Short task
Please transcribe the records precisely; pictures stay out of your copy.

Provided data
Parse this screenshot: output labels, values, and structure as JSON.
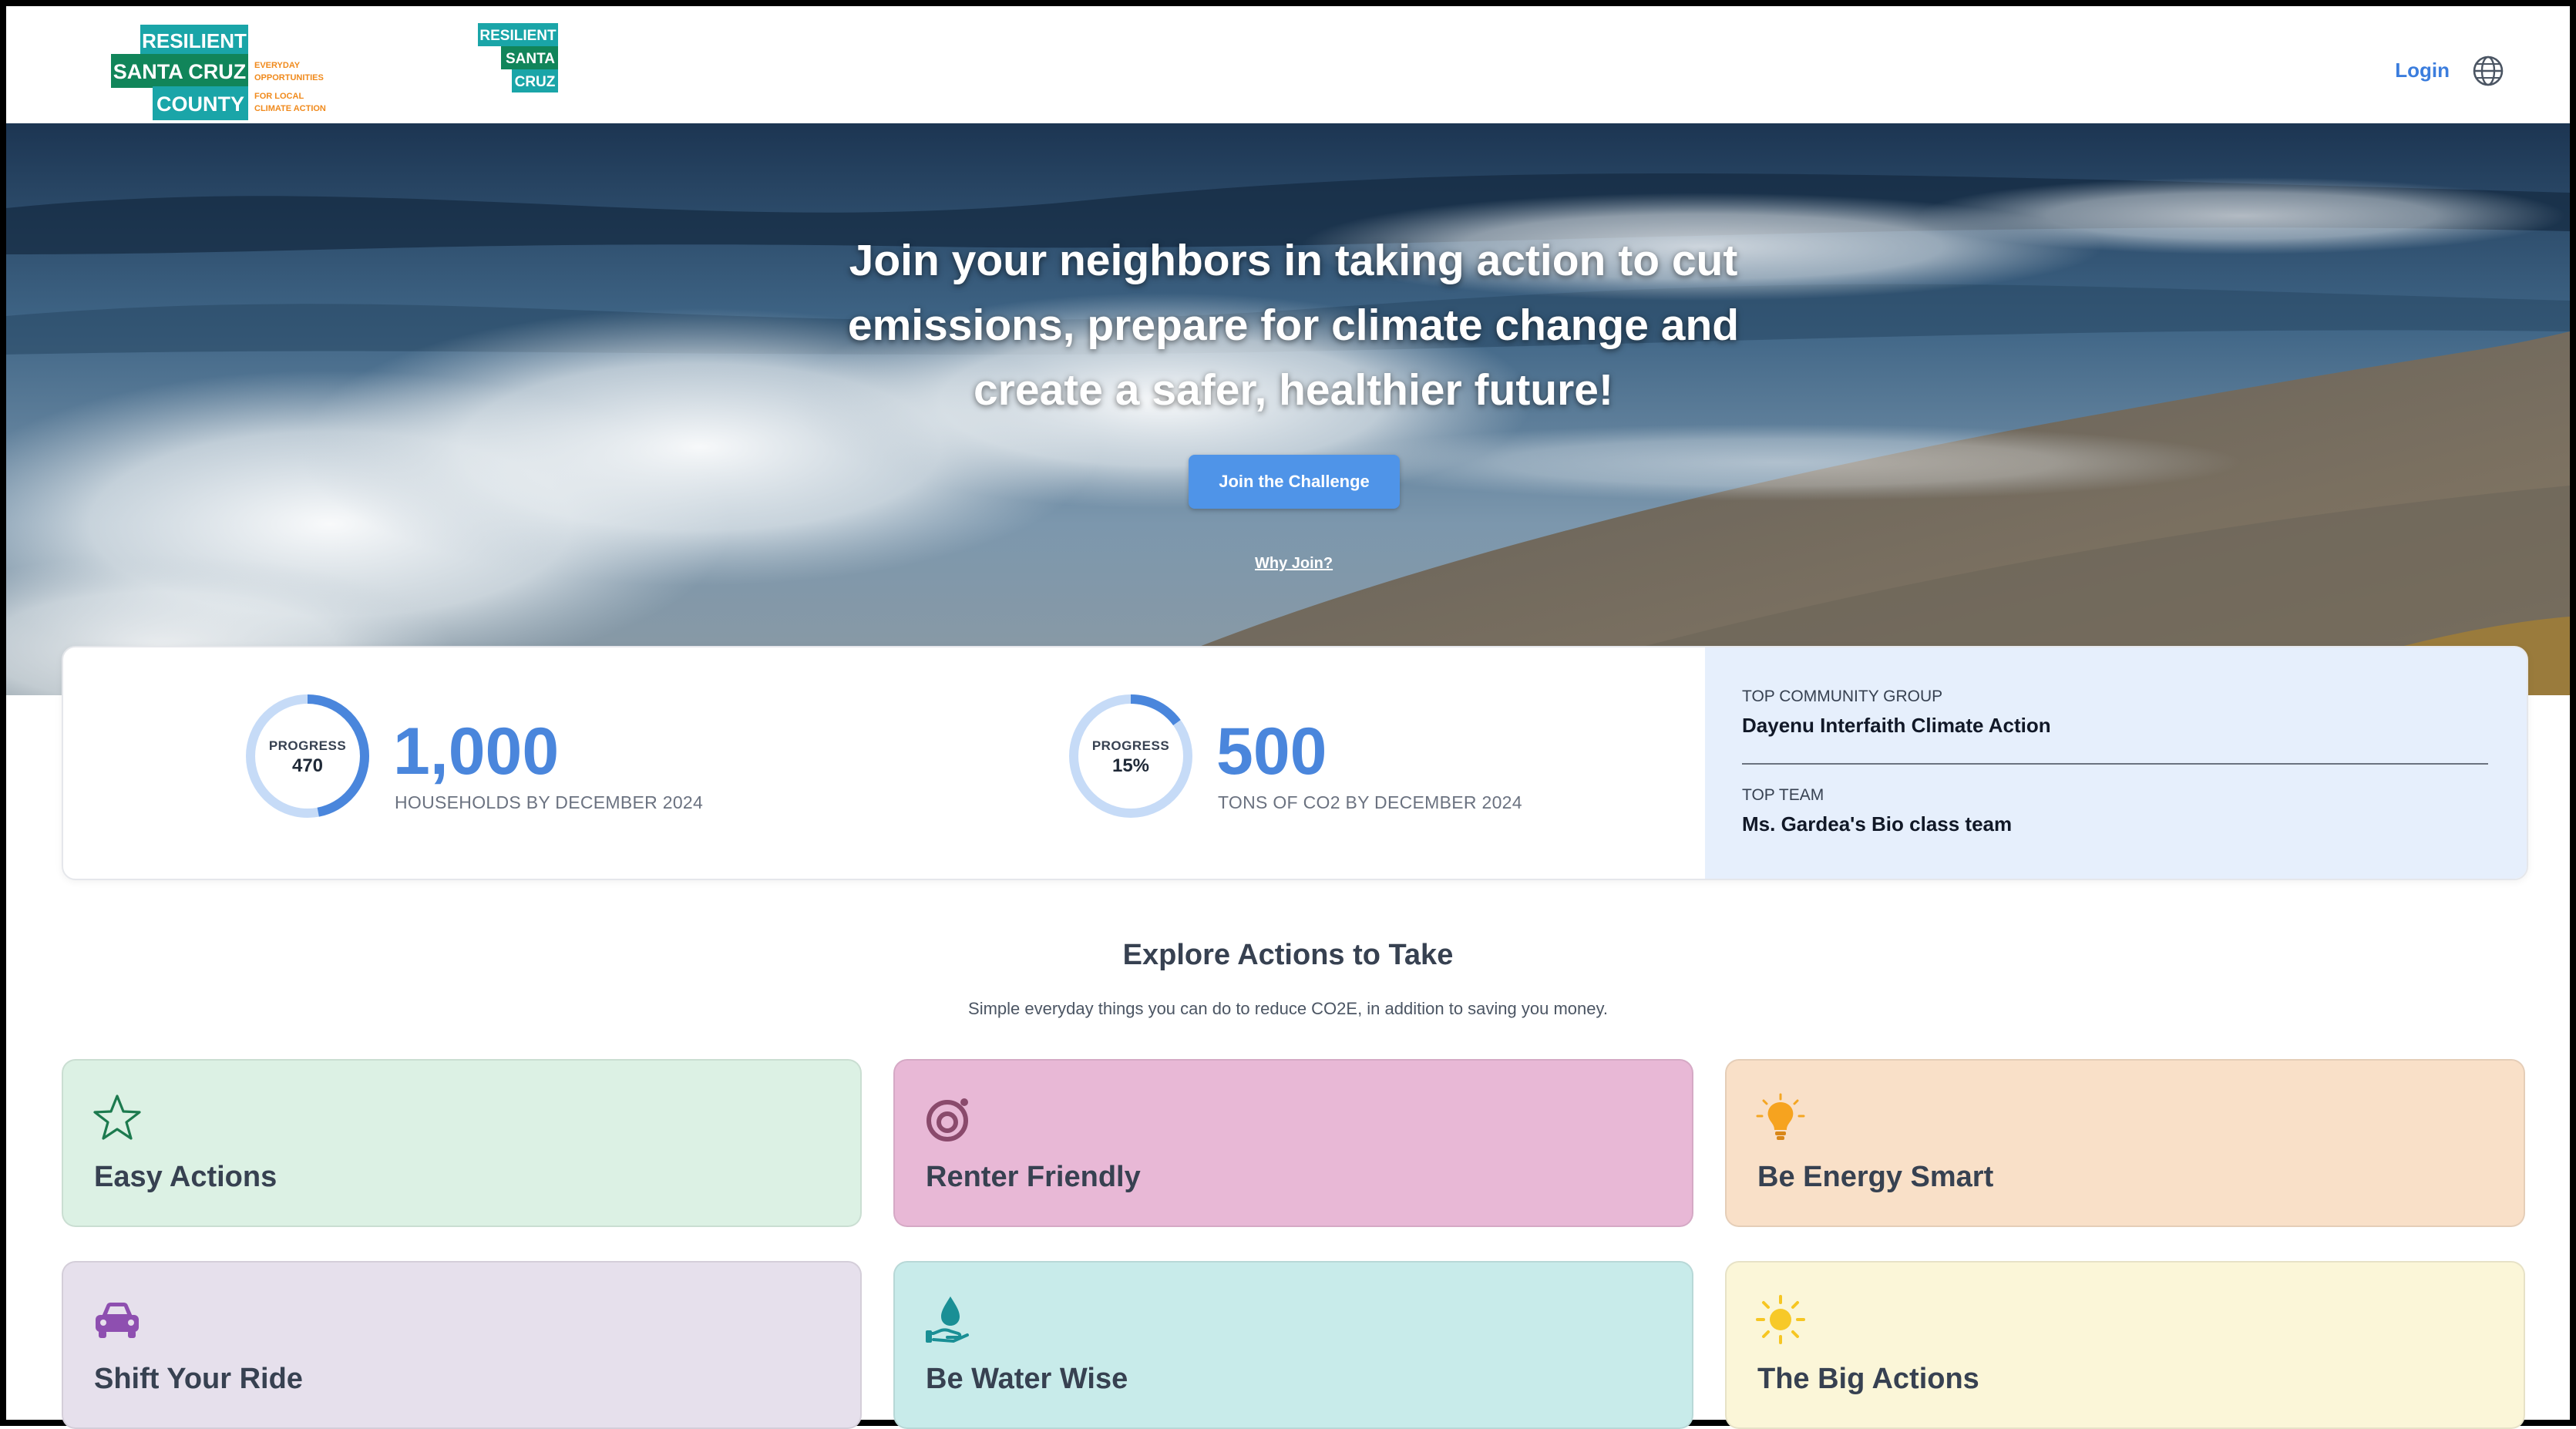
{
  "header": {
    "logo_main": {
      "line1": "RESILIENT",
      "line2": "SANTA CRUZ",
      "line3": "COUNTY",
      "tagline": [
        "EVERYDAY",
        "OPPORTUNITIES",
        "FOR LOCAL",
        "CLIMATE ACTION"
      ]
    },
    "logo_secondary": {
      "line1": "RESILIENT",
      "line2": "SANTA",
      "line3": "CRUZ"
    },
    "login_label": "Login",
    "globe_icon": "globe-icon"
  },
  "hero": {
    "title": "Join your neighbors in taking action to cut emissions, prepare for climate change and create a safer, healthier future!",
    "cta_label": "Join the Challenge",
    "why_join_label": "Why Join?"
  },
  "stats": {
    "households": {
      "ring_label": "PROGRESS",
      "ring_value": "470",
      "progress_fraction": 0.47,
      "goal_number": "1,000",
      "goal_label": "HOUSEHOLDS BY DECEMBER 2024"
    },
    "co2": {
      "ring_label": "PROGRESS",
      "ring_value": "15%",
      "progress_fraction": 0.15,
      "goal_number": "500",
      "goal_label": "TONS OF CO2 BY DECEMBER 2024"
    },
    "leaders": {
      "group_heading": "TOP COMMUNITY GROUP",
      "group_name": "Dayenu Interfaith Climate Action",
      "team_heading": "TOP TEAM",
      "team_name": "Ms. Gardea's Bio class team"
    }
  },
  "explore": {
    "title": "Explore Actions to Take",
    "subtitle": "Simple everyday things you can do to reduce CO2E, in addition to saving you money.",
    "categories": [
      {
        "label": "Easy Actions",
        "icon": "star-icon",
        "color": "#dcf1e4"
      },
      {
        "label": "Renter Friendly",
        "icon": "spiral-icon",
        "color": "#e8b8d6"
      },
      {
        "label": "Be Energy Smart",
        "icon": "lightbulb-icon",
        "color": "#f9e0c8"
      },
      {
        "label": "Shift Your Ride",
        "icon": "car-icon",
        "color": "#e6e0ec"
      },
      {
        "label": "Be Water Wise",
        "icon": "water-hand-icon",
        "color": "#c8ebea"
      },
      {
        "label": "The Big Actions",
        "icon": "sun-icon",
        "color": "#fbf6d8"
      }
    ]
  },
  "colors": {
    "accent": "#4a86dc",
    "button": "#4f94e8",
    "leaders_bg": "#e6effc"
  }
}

Output below
Parse this screenshot: output labels, values, and structure as JSON.
{
  "header": {
    "logo_main": {
      "line1": "RESILIENT",
      "line2": "SANTA CRUZ",
      "line3": "COUNTY",
      "tagline": [
        "EVERYDAY",
        "OPPORTUNITIES",
        "FOR LOCAL",
        "CLIMATE ACTION"
      ]
    },
    "logo_secondary": {
      "line1": "RESILIENT",
      "line2": "SANTA",
      "line3": "CRUZ"
    },
    "login_label": "Login",
    "globe_icon": "globe-icon"
  },
  "hero": {
    "title": "Join your neighbors in taking action to cut emissions, prepare for climate change and create a safer, healthier future!",
    "cta_label": "Join the Challenge",
    "why_join_label": "Why Join?"
  },
  "stats": {
    "households": {
      "ring_label": "PROGRESS",
      "ring_value": "470",
      "progress_fraction": 0.47,
      "goal_number": "1,000",
      "goal_label": "HOUSEHOLDS BY DECEMBER 2024"
    },
    "co2": {
      "ring_label": "PROGRESS",
      "ring_value": "15%",
      "progress_fraction": 0.15,
      "goal_number": "500",
      "goal_label": "TONS OF CO2 BY DECEMBER 2024"
    },
    "leaders": {
      "group_heading": "TOP COMMUNITY GROUP",
      "group_name": "Dayenu Interfaith Climate Action",
      "team_heading": "TOP TEAM",
      "team_name": "Ms. Gardea's Bio class team"
    }
  },
  "explore": {
    "title": "Explore Actions to Take",
    "subtitle": "Simple everyday things you can do to reduce CO2E, in addition to saving you money.",
    "categories": [
      {
        "label": "Easy Actions",
        "icon": "star-icon",
        "color": "#dcf1e4"
      },
      {
        "label": "Renter Friendly",
        "icon": "spiral-icon",
        "color": "#e8b8d6"
      },
      {
        "label": "Be Energy Smart",
        "icon": "lightbulb-icon",
        "color": "#f9e0c8"
      },
      {
        "label": "Shift Your Ride",
        "icon": "car-icon",
        "color": "#e6e0ec"
      },
      {
        "label": "Be Water Wise",
        "icon": "water-hand-icon",
        "color": "#c8ebea"
      },
      {
        "label": "The Big Actions",
        "icon": "sun-icon",
        "color": "#fbf6d8"
      }
    ]
  },
  "colors": {
    "accent": "#4a86dc",
    "button": "#4f94e8",
    "leaders_bg": "#e6effc"
  }
}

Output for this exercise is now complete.